TASK TO CARRY OUT
Output, word for word, the part of the passage on newspaper coverage of Iraq that lies between "Even the Post, though, has" and "it, Getler wrote.", inclusive.

The Times does show flashes of independent reporting. On April 28, for instance, it ran an incisive front-page piece by Eric Schmitt on how the US siege of Fallujah was a “case study in mistaken assumptions, dashed hopes, rivalry between the Army and the Marine Corps, and a tragedy that became a trigger….” And, as the prison scandal unfolded, the Times—mobilizing its staff—produced many revealing accounts, including a May 13 piece on the harsh methods used by the CIA to interrogate top al-Qaeda figures, and several vivid reports by Ian Fisher about former Iraqi prisoners who had been horribly treated at the hands of US guards. As this shows, the Times remains adept at “flooding the zone,” in the phrase of former executive editor Howell Raines, offering many dramatic reports about a story once it’s been ratified as important. And the paper’s editorials on Iraq have been withering about US actions in Iraq. In general, however, the Times has seemed cautious and complacent. With few exceptions, its editors have purged the front page of any signs of blood or death; reports of US casualties are usually relegated to inside pages, and photos seem selected more for their visual appeal than for what they might reveal about the terrible realities of war.

The leisureliness of the Times’s coverage is especially apparent when compared to that of its top competitor. In recent months, The Washington Post has stood out among US news organizations for its sharp and insightful reporting, in both Washington and Baghdad. Hardly a day goes by that the Post does not publish some revealing story about conflicts within the Bush administration, debates within the intelligence world, Coalition policies in Iraq, and the relations among that country’s ethnic, religious, and tribal groups. During the prison scandal, the Post ran an eye-opening three-part series (“The Road to Abu Ghraib”) on the abuses that had occurred not only in Iraq but also in Guantánamo, Afghanistan, and Qatar—part of a “worldwide constellation” of secret US detention centers.

When it comes to Iraq, the rivalry between the Times and the Post has become “A Tale of Two Papers,” the one late and lethargic, the other astute and aggressive.

Even the Post, though, has had its problems. In his May 9 column, Michael Getler, the paper’s ombudsman, chided it for being “slow off the mark” on the Abu Ghraib story. As he observed, the US Central Command back on January 16 had disclosed in a news release that an investigation had been opened into reports of detainee abuse at a Coalition detention facility. That same week, CNN reported that there were photos of abuses. It was not until after the story broke on 60 Minutes II, more than three months later, however, that the Post ran with it, Getler wrote.

MATERIAL SUPPLIED
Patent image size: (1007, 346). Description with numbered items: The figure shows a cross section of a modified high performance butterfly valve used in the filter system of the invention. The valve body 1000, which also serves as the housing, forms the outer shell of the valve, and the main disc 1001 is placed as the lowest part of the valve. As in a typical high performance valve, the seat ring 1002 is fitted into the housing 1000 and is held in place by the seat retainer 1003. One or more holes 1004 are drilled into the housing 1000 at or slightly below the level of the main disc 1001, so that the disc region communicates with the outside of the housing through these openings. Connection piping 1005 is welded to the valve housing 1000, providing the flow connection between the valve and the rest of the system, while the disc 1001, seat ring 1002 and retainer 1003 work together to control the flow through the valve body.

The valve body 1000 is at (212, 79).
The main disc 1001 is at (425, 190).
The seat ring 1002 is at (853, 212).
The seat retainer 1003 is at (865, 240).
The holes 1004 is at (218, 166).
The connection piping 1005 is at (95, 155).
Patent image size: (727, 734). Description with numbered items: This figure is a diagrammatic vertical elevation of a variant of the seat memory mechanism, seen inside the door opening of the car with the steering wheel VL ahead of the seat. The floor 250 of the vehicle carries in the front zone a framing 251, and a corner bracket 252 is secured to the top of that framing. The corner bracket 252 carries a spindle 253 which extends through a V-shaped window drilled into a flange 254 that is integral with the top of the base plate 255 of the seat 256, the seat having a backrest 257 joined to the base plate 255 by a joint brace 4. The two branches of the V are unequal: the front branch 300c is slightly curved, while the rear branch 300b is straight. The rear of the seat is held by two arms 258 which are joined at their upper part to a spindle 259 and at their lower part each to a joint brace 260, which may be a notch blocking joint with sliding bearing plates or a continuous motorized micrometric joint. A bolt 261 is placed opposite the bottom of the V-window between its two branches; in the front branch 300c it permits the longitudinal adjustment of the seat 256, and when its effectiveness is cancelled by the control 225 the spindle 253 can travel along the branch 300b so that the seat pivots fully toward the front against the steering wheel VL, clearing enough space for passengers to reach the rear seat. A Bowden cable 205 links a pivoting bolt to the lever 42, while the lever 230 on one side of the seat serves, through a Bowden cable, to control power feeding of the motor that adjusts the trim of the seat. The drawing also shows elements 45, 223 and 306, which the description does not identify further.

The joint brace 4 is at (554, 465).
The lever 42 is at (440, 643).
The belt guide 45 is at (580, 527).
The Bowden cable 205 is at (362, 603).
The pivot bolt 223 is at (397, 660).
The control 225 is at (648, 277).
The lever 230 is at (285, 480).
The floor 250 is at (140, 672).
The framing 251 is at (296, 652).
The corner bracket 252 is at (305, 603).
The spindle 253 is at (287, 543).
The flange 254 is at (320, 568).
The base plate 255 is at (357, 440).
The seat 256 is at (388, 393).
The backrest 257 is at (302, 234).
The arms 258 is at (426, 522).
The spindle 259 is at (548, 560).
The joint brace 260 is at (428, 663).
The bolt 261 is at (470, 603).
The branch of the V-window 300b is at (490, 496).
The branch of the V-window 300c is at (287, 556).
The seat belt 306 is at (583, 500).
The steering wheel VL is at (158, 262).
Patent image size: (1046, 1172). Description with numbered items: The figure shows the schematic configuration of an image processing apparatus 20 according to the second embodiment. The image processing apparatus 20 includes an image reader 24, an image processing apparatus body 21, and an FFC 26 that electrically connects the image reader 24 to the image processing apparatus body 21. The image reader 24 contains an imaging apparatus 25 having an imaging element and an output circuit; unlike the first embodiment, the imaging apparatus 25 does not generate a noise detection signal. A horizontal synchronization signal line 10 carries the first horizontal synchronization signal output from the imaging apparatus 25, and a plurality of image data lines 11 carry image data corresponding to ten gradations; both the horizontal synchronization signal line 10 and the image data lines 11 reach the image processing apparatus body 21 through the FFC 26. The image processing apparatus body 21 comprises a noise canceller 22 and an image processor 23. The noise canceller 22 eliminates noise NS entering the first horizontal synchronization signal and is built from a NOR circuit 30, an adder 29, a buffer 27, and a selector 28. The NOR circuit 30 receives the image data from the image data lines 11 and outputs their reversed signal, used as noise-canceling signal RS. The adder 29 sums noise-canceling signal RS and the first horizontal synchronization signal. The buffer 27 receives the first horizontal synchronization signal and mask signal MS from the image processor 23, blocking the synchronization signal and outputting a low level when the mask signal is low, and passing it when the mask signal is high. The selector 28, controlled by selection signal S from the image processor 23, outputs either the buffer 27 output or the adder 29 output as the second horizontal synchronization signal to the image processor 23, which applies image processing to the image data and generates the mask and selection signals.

EXERCISE RESPONSE
Even the Post, though, has had its problems. In his May 9 column, Michael Getler, the paper’s ombudsman, chided it for being “slow off the mark” on the Abu Ghraib story. As he observed, the US Central Command back on January 16 had disclosed in a news release that an investigation had been opened into reports of detainee abuse at a Coalition detention facility. That same week, CNN reported that there were photos of abuses. It was not until after the story broke on 60 Minutes II, more than three months later, however, that the Post ran with it, Getler wrote.